━━━ Input material ━━━

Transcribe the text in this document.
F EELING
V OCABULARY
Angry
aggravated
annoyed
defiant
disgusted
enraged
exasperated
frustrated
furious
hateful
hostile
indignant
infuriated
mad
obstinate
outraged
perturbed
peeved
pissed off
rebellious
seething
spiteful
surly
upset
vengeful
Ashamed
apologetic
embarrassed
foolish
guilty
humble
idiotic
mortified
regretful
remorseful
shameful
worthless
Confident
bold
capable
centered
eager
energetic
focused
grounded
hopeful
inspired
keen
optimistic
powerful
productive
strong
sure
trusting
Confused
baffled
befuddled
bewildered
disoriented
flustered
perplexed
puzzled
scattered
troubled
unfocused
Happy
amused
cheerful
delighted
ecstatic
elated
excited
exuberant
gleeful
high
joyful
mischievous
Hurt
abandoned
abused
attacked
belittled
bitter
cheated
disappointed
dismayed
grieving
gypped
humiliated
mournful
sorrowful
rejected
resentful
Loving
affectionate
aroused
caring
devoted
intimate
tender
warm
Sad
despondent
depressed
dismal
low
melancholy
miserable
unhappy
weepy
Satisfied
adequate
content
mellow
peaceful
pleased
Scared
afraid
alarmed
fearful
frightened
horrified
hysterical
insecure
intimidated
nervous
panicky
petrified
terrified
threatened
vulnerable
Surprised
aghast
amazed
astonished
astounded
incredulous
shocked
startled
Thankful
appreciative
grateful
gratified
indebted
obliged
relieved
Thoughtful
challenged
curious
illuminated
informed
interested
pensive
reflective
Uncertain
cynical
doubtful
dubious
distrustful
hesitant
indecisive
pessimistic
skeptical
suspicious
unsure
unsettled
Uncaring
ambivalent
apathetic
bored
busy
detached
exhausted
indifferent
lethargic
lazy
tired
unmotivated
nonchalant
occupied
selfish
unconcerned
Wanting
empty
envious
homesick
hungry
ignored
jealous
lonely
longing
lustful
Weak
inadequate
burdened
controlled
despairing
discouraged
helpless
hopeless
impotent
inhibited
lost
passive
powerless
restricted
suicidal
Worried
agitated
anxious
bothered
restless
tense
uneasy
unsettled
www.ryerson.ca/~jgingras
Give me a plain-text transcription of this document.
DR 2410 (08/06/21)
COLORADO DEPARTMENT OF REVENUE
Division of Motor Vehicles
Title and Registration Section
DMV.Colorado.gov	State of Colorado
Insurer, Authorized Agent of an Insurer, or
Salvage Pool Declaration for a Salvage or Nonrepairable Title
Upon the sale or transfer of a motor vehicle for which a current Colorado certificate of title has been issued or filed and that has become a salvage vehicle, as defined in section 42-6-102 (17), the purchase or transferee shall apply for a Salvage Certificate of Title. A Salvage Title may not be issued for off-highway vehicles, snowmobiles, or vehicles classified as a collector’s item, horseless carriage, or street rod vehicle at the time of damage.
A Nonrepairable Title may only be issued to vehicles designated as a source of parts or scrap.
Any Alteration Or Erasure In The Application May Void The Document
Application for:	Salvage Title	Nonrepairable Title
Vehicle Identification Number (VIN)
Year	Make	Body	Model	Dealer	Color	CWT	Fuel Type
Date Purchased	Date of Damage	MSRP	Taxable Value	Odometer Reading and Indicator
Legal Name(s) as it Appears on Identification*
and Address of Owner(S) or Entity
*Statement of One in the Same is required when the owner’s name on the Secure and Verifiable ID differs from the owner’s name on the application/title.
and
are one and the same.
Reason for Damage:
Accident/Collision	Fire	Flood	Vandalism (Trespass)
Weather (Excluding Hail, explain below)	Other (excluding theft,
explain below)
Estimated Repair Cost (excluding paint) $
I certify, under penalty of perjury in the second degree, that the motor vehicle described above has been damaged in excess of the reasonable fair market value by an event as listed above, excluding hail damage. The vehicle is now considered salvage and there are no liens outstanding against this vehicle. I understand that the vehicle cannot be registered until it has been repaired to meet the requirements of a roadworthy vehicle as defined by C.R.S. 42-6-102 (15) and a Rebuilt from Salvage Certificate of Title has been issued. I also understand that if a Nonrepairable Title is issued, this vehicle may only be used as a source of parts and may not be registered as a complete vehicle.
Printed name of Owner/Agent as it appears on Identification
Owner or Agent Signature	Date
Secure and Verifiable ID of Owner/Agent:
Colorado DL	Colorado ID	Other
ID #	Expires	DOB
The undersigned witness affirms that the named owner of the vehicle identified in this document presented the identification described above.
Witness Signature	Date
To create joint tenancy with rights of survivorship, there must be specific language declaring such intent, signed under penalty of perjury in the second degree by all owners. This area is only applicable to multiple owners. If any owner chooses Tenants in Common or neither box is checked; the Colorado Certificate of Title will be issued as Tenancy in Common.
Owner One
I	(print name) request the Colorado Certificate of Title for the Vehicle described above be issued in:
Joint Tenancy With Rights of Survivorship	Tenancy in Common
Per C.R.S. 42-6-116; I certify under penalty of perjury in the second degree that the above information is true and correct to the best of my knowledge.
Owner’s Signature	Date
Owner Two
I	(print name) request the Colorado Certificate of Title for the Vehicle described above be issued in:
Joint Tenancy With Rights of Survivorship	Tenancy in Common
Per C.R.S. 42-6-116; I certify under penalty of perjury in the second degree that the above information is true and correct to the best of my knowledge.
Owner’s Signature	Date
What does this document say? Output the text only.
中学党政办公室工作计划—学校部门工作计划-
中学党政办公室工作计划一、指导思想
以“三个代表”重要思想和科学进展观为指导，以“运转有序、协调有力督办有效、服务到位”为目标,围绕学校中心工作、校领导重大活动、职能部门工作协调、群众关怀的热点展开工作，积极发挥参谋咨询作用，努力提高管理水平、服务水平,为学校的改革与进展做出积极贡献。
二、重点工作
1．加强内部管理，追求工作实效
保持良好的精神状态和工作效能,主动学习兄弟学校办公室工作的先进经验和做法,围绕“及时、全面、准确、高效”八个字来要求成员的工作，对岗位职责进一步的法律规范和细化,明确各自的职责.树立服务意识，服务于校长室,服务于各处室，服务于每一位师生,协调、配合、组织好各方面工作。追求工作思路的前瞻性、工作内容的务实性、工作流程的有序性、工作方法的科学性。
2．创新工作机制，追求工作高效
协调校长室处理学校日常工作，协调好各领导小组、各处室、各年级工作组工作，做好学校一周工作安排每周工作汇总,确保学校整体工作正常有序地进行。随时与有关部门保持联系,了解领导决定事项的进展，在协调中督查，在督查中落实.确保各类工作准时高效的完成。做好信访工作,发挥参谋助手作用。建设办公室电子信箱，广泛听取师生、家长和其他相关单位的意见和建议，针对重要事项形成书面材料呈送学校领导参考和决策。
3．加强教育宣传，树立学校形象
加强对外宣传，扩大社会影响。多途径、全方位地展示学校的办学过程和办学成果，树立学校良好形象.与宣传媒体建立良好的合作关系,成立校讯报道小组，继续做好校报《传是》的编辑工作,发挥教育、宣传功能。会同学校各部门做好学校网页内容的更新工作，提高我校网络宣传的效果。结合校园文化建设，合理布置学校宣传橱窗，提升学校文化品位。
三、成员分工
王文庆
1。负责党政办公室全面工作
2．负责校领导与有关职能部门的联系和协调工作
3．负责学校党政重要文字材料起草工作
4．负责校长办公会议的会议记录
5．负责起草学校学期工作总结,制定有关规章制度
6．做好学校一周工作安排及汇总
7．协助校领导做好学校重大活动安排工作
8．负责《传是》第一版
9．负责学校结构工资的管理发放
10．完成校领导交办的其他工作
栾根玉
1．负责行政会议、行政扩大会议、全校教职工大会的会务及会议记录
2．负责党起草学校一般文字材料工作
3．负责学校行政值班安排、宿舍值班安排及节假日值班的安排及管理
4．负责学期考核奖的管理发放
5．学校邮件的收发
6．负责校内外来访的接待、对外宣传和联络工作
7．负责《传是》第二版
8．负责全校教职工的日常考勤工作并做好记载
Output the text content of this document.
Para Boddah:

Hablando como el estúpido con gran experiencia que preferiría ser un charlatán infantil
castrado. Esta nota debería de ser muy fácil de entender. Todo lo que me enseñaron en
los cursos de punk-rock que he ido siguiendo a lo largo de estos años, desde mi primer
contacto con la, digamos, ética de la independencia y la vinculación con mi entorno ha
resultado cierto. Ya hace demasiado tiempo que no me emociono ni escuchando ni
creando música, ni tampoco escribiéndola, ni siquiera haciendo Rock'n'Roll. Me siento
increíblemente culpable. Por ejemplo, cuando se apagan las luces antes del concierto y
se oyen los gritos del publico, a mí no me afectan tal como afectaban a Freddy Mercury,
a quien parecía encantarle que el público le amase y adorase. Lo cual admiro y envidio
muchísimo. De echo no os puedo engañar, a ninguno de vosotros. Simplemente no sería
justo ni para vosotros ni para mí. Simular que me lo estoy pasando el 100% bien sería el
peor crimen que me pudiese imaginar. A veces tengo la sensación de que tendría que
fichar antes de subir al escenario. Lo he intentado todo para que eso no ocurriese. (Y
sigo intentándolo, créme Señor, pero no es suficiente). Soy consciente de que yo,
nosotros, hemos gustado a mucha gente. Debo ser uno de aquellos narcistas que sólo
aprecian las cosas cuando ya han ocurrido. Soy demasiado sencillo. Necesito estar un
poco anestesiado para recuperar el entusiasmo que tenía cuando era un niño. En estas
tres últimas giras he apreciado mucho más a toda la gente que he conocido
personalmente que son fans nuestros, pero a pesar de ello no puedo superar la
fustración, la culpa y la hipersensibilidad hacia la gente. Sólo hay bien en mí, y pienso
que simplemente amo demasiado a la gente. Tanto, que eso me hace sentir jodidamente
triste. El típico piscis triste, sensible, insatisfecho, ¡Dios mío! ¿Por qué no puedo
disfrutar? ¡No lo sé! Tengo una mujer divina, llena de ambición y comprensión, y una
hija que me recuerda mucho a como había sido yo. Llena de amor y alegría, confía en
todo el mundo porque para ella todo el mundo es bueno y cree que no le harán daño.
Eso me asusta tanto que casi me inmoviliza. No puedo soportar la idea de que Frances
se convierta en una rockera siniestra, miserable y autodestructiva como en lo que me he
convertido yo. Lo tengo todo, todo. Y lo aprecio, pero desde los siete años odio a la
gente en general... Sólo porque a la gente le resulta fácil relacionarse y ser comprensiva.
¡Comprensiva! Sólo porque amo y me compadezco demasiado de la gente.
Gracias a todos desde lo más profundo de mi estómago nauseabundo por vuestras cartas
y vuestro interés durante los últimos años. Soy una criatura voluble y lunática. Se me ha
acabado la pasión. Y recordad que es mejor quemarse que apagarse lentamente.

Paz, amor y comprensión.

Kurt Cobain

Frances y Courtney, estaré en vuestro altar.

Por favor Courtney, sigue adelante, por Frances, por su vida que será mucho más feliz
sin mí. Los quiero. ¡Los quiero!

━━━

Task brief –
From the listing above, collect each line in which the string "Courtney" appears.

Task output –
Frances y Courtney, estaré en vuestro altar.
Por favor Courtney, sigue adelante, por Frances, por su vida que será mucho más feliz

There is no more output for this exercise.